**WHAT TO WORK ON:**
Can you give all the records again without altering a single character?

**TASK INPUTS:**
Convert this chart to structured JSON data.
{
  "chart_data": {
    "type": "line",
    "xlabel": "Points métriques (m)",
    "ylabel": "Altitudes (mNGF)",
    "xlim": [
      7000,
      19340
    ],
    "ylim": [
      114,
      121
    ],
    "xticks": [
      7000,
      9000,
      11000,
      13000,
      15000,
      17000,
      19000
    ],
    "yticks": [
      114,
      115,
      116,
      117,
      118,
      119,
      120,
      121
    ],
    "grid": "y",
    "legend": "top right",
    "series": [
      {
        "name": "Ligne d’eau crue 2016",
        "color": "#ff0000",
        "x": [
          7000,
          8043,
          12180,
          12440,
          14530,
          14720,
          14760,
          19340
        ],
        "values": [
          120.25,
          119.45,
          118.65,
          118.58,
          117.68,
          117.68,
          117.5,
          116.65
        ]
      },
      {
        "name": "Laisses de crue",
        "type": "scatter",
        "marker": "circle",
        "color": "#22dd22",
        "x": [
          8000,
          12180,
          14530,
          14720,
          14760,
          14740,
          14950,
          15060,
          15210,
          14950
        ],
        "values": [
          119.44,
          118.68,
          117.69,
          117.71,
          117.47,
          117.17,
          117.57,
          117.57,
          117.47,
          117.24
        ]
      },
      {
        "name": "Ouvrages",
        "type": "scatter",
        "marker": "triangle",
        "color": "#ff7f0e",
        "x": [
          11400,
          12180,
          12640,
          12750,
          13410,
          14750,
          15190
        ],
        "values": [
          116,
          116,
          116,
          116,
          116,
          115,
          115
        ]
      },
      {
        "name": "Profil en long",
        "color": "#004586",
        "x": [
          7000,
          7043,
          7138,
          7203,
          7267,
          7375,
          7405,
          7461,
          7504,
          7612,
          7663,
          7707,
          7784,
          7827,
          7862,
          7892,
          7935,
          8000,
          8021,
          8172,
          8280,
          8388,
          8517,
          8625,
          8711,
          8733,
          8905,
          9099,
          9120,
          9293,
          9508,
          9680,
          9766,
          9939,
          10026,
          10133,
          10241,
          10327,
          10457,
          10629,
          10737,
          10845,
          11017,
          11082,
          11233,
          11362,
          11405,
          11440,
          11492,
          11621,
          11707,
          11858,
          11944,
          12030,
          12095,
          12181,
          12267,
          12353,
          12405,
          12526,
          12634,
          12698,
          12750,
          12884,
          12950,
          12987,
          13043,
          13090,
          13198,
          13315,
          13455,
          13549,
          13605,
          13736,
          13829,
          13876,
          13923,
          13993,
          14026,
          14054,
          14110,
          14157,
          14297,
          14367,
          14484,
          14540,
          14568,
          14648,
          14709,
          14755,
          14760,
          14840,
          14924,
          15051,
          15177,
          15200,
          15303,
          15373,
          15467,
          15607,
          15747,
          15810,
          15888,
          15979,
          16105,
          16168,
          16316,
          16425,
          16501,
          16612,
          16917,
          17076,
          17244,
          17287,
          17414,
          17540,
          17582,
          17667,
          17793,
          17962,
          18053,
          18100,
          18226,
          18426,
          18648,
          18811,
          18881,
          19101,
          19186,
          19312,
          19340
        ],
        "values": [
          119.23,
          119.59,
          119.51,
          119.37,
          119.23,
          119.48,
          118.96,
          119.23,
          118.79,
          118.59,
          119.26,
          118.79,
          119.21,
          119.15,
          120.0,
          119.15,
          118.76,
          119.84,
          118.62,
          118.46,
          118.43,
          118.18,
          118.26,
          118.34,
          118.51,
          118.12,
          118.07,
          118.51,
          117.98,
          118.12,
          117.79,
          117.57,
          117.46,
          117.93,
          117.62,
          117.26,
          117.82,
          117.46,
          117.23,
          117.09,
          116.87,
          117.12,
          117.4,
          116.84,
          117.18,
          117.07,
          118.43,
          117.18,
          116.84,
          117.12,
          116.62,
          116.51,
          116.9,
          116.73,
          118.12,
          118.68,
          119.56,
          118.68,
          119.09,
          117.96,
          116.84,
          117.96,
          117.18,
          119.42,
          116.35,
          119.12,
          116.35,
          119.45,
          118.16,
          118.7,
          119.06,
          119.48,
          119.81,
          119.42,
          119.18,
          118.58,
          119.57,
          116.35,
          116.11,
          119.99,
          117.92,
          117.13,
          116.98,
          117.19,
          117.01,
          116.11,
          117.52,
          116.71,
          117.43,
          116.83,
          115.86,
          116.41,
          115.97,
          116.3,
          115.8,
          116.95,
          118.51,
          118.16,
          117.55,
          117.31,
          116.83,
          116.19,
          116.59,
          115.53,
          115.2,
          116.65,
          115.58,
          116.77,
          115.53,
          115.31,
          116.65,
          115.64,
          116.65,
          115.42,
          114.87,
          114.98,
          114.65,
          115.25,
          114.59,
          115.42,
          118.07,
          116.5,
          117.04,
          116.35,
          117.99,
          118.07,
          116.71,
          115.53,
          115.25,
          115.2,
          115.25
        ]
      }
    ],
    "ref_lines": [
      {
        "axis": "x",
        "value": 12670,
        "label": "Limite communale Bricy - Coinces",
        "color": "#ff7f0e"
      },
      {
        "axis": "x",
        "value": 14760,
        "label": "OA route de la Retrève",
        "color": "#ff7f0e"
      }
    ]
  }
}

**RESPONSE:**
Convert this chart to structured JSON data.
{
  "chart_data": {
    "type": "line",
    "xlabel": "Points métriques (m)",
    "ylabel": "Altitudes (mNGF)",
    "xlim": [
      7000,
      19340
    ],
    "ylim": [
      114,
      121
    ],
    "xticks": [
      7000,
      9000,
      11000,
      13000,
      15000,
      17000,
      19000
    ],
    "yticks": [
      114,
      115,
      116,
      117,
      118,
      119,
      120,
      121
    ],
    "grid": "y",
    "legend": "top right",
    "series": [
      {
        "name": "Ligne d’eau crue 2016",
        "color": "#ff0000",
        "x": [
          7000,
          8043,
          12180,
          12440,
          14530,
          14720,
          14760,
          19340
        ],
        "values": [
          120.25,
          119.45,
          118.65,
          118.58,
          117.68,
          117.68,
          117.5,
          116.65
        ]
      },
      {
        "name": "Laisses de crue",
        "type": "scatter",
        "marker": "circle",
        "color": "#22dd22",
        "x": [
          8000,
          12180,
          14530,
          14720,
          14760,
          14740,
          14950,
          15060,
          15210,
          14950
        ],
        "values": [
          119.44,
          118.68,
          117.69,
          117.71,
          117.47,
          117.17,
          117.57,
          117.57,
          117.47,
          117.24
        ]
      },
      {
        "name": "Ouvrages",
        "type": "scatter",
        "marker": "triangle",
        "color": "#ff7f0e",
        "x": [
          11400,
          12180,
          12640,
          12750,
          13410,
          14750,
          15190
        ],
        "values": [
          116,
          116,
          116,
          116,
          116,
          115,
          115
        ]
      },
      {
        "name": "Profil en long",
        "color": "#004586",
        "x": [
          7000,
          7043,
          7138,
          7203,
          7267,
          7375,
          7405,
          7461,
          7504,
          7612,
          7663,
          7707,
          7784,
          7827,
          7862,
          7892,
          7935,
          8000,
          8021,
          8172,
          8280,
          8388,
          8517,
          8625,
          8711,
          8733,
          8905,
          9099,
          9120,
          9293,
          9508,
          9680,
          9766,
          9939,
          10026,
          10133,
          10241,
          10327,
          10457,
          10629,
          10737,
          10845,
          11017,
          11082,
          11233,
          11362,
          11405,
          11440,
          11492,
          11621,
          11707,
          11858,
          11944,
          12030,
          12095,
          12181,
          12267,
          12353,
          12405,
          12526,
          12634,
          12698,
          12750,
          12884,
          12950,
          12987,
          13043,
          13090,
          13198,
          13315,
          13455,
          13549,
          13605,
          13736,
          13829,
          13876,
          13923,
          13993,
          14026,
          14054,
          14110,
          14157,
          14297,
          14367,
          14484,
          14540,
          14568,
          14648,
          14709,
          14755,
          14760,
          14840,
          14924,
          15051,
          15177,
          15200,
          15303,
          15373,
          15467,
          15607,
          15747,
          15810,
          15888,
          15979,
          16105,
          16168,
          16316,
          16425,
          16501,
          16612,
          16917,
          17076,
          17244,
          17287,
          17414,
          17540,
          17582,
          17667,
          17793,
          17962,
          18053,
          18100,
          18226,
          18426,
          18648,
          18811,
          18881,
          19101,
          19186,
          19312,
          19340
        ],
        "values": [
          119.23,
          119.59,
          119.51,
          119.37,
          119.23,
          119.48,
          118.96,
          119.23,
          118.79,
          118.59,
          119.26,
          118.79,
          119.21,
          119.15,
          120.0,
          119.15,
          118.76,
          119.84,
          118.62,
          118.46,
          118.43,
          118.18,
          118.26,
          118.34,
          118.51,
          118.12,
          118.07,
          118.51,
          117.98,
          118.12,
          117.79,
          117.57,
          117.46,
          117.93,
          117.62,
          117.26,
          117.82,
          117.46,
          117.23,
          117.09,
          116.87,
          117.12,
          117.4,
          116.84,
          117.18,
          117.07,
          118.43,
          117.18,
          116.84,
          117.12,
          116.62,
          116.51,
          116.9,
          116.73,
          118.12,
          118.68,
          119.56,
          118.68,
          119.09,
          117.96,
          116.84,
          117.96,
          117.18,
          119.42,
          116.35,
          119.12,
          116.35,
          119.45,
          118.16,
          118.7,
          119.06,
          119.48,
          119.81,
          119.42,
          119.18,
          118.58,
          119.57,
          116.35,
          116.11,
          119.99,
          117.92,
          117.13,
          116.98,
          117.19,
          117.01,
          116.11,
          117.52,
          116.71,
          117.43,
          116.83,
          115.86,
          116.41,
          115.97,
          116.3,
          115.8,
          116.95,
          118.51,
          118.16,
          117.55,
          117.31,
          116.83,
          116.19,
          116.59,
          115.53,
          115.2,
          116.65,
          115.58,
          116.77,
          115.53,
          115.31,
          116.65,
          115.64,
          116.65,
          115.42,
          114.87,
          114.98,
          114.65,
          115.25,
          114.59,
          115.42,
          118.07,
          116.5,
          117.04,
          116.35,
          117.99,
          118.07,
          116.71,
          115.53,
          115.25,
          115.2,
          115.25
        ]
      }
    ],
    "ref_lines": [
      {
        "axis": "x",
        "value": 12670,
        "label": "Limite communale Bricy - Coinces",
        "color": "#ff7f0e"
      },
      {
        "axis": "x",
        "value": 14760,
        "label": "OA route de la Retrève",
        "color": "#ff7f0e"
      }
    ]
  }
}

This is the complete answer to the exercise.